▶ _Written request_:
Write out each line of the listing as it stands, without the images.

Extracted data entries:
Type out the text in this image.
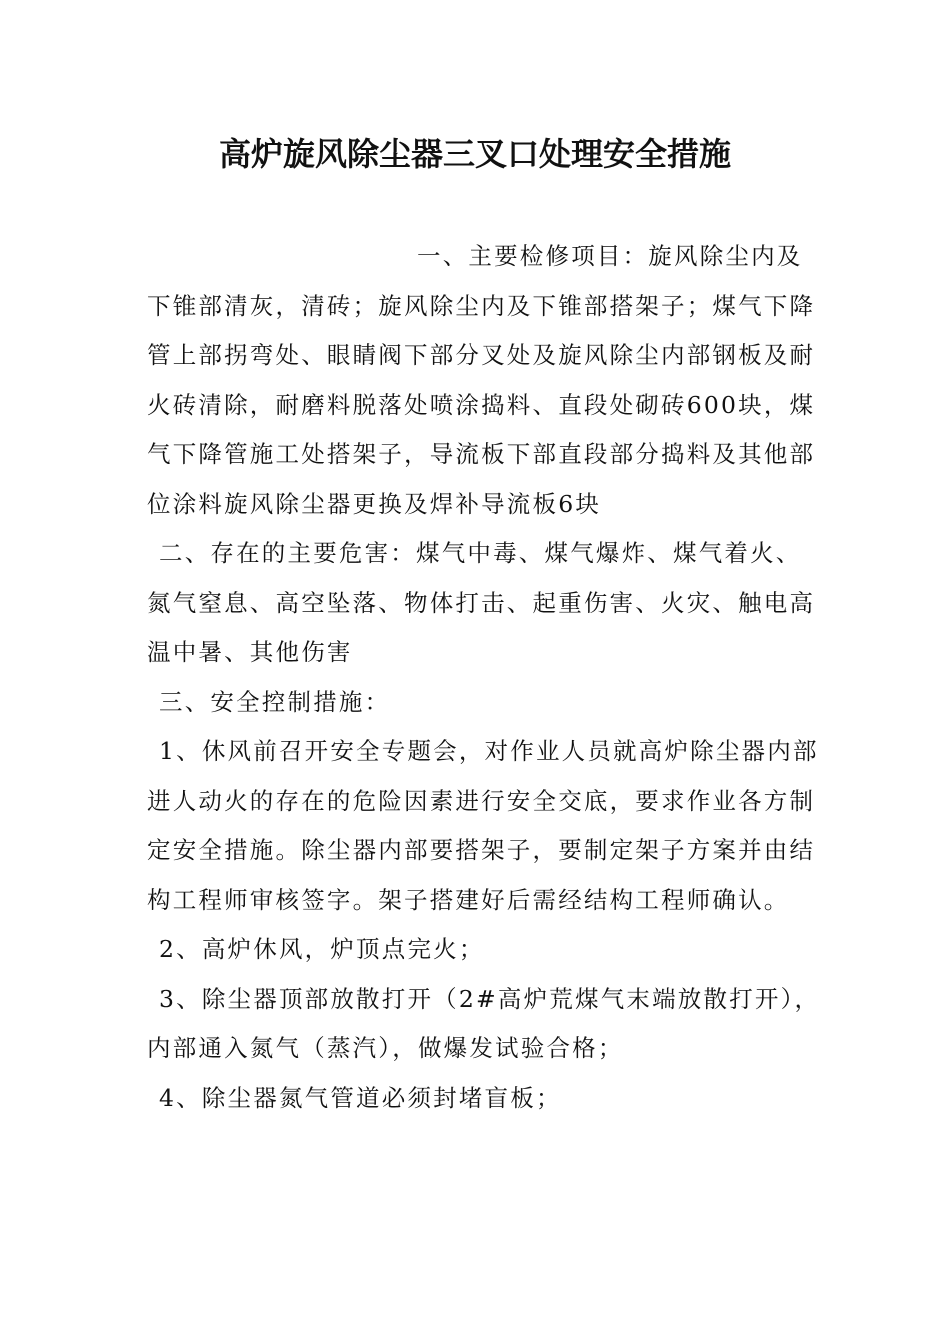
高炉旋风除尘器三叉口处理安全措施

一、主要检修项目：旋风除尘内及下锥部清灰，清砖；旋风除尘内及下锥部搭架子；煤气下降管上部拐弯处、眼睛阀下部分叉处及旋风除尘内部钢板及耐火砖清除，耐磨料脱落处喷涂捣料、直段处砌砖600块，煤气下降管施工处搭架子，导流板下部直段部分捣料及其他部位涂料旋风除尘器更换及焊补导流板6块

二、存在的主要危害：煤气中毒、煤气爆炸、煤气着火、氮气窒息、高空坠落、物体打击、起重伤害、火灾、触电高温中暑、其他伤害

三、安全控制措施：

1、休风前召开安全专题会，对作业人员就高炉除尘器内部进人动火的存在的危险因素进行安全交底，要求作业各方制定安全措施。除尘器内部要搭架子，要制定架子方案并由结构工程师审核签字。架子搭建好后需经结构工程师确认。

2、高炉休风，炉顶点完火；

3、除尘器顶部放散打开（2#高炉荒煤气末端放散打开），内部通入氮气（蒸汽），做爆发试验合格；

4、除尘器氮气管道必须封堵盲板；
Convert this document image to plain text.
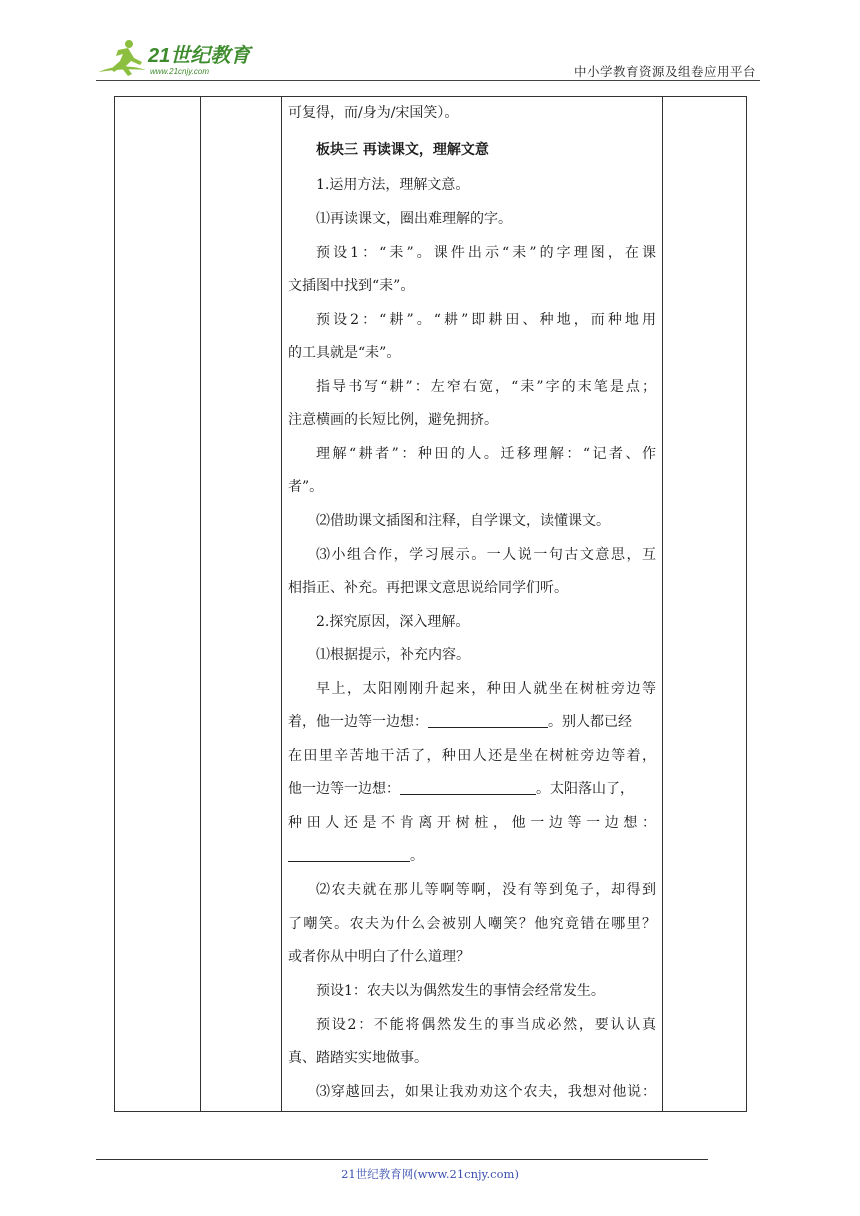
21世纪教育
www.21cnjy.com	中小学教育资源及组卷应用平台
可复得，而/身为/宋国笑）。
板块三 再读课文，理解文意
1.运用方法，理解文意。
⑴再读课文，圈出难理解的字。
预设1：“耒”。课件出示“耒”的字理图，在课
文插图中找到“耒”。
预设2：“耕”。“耕”即耕田、种地，而种地用
的工具就是“耒”。
指导书写“耕”：左窄右宽，“耒”字的末笔是点；
注意横画的长短比例，避免拥挤。
理解“耕者”：种田的人。迁移理解：“记者、作
者”。
⑵借助课文插图和注释，自学课文，读懂课文。
⑶小组合作，学习展示。一人说一句古文意思，互
相指正、补充。再把课文意思说给同学们听。
2.探究原因，深入理解。
⑴根据提示，补充内容。
早上，太阳刚刚升起来，种田人就坐在树桩旁边等
着，他一边等一边想：	。别人都已经
在田里辛苦地干活了，种田人还是坐在树桩旁边等着，
他一边等一边想：	。太阳落山了，
种田人还是不肯离开树桩，他一边等一边想：
。
⑵农夫就在那儿等啊等啊，没有等到兔子，却得到
了嘲笑。农夫为什么会被别人嘲笑？他究竟错在哪里？
或者你从中明白了什么道理？
预设1：农夫以为偶然发生的事情会经常发生。
预设2：不能将偶然发生的事当成必然，要认认真
真、踏踏实实地做事。
⑶穿越回去，如果让我劝劝这个农夫，我想对他说：
21世纪教育网(www.21cnjy.com)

▶ _Correct response_:
Type out the text in this image.
高炉旋风除尘器三叉口处理安全措施

一、主要检修项目：旋风除尘内及下锥部清灰，清砖；旋风除尘内及下锥部搭架子；煤气下降管上部拐弯处、眼睛阀下部分叉处及旋风除尘内部钢板及耐火砖清除，耐磨料脱落处喷涂捣料、直段处砌砖600块，煤气下降管施工处搭架子，导流板下部直段部分捣料及其他部位涂料旋风除尘器更换及焊补导流板6块

二、存在的主要危害：煤气中毒、煤气爆炸、煤气着火、氮气窒息、高空坠落、物体打击、起重伤害、火灾、触电高温中暑、其他伤害

三、安全控制措施：

1、休风前召开安全专题会，对作业人员就高炉除尘器内部进人动火的存在的危险因素进行安全交底，要求作业各方制定安全措施。除尘器内部要搭架子，要制定架子方案并由结构工程师审核签字。架子搭建好后需经结构工程师确认。

2、高炉休风，炉顶点完火；

3、除尘器顶部放散打开（2#高炉荒煤气末端放散打开），内部通入氮气（蒸汽），做爆发试验合格；

4、除尘器氮气管道必须封堵盲板；
Convert this document image to plain text.
21世纪教育
www.21cnjy.com	中小学教育资源及组卷应用平台
可复得，而/身为/宋国笑）。
板块三 再读课文，理解文意
1.运用方法，理解文意。
⑴再读课文，圈出难理解的字。
预设1：“耒”。课件出示“耒”的字理图，在课
文插图中找到“耒”。
预设2：“耕”。“耕”即耕田、种地，而种地用
的工具就是“耒”。
指导书写“耕”：左窄右宽，“耒”字的末笔是点；
注意横画的长短比例，避免拥挤。
理解“耕者”：种田的人。迁移理解：“记者、作
者”。
⑵借助课文插图和注释，自学课文，读懂课文。
⑶小组合作，学习展示。一人说一句古文意思，互
相指正、补充。再把课文意思说给同学们听。
2.探究原因，深入理解。
⑴根据提示，补充内容。
早上，太阳刚刚升起来，种田人就坐在树桩旁边等
着，他一边等一边想：	。别人都已经
在田里辛苦地干活了，种田人还是坐在树桩旁边等着，
他一边等一边想：	。太阳落山了，
种田人还是不肯离开树桩，他一边等一边想：
。
⑵农夫就在那儿等啊等啊，没有等到兔子，却得到
了嘲笑。农夫为什么会被别人嘲笑？他究竟错在哪里？
或者你从中明白了什么道理？
预设1：农夫以为偶然发生的事情会经常发生。
预设2：不能将偶然发生的事当成必然，要认认真
真、踏踏实实地做事。
⑶穿越回去，如果让我劝劝这个农夫，我想对他说：
21世纪教育网(www.21cnjy.com)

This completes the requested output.